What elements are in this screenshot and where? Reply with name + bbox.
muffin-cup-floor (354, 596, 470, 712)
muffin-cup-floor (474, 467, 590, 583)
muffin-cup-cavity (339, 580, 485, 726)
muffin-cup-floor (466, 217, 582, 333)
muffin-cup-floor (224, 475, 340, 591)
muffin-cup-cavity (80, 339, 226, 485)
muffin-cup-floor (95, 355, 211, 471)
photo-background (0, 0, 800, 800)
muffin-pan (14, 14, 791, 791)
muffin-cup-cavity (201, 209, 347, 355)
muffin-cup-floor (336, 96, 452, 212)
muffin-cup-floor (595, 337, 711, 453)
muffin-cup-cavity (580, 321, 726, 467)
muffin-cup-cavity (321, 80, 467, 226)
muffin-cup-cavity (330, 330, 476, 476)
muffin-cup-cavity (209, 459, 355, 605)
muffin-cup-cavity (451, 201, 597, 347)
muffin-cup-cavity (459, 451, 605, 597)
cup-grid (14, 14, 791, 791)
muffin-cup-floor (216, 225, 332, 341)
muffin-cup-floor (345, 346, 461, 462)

Written problem —
Copy out every line of the listing above, word for word and in the same order.

Complete output —
What elements are in this screenshot and where? Reply with name + bbox.
muffin-cup-floor (354, 596, 470, 712)
muffin-cup-floor (474, 467, 590, 583)
muffin-cup-cavity (339, 580, 485, 726)
muffin-cup-floor (466, 217, 582, 333)
muffin-cup-floor (224, 475, 340, 591)
muffin-cup-cavity (80, 339, 226, 485)
muffin-cup-floor (95, 355, 211, 471)
photo-background (0, 0, 800, 800)
muffin-pan (14, 14, 791, 791)
muffin-cup-cavity (201, 209, 347, 355)
muffin-cup-floor (336, 96, 452, 212)
muffin-cup-floor (595, 337, 711, 453)
muffin-cup-cavity (580, 321, 726, 467)
muffin-cup-cavity (321, 80, 467, 226)
muffin-cup-cavity (330, 330, 476, 476)
muffin-cup-cavity (209, 459, 355, 605)
muffin-cup-cavity (451, 201, 597, 347)
muffin-cup-cavity (459, 451, 605, 597)
cup-grid (14, 14, 791, 791)
muffin-cup-floor (216, 225, 332, 341)
muffin-cup-floor (345, 346, 461, 462)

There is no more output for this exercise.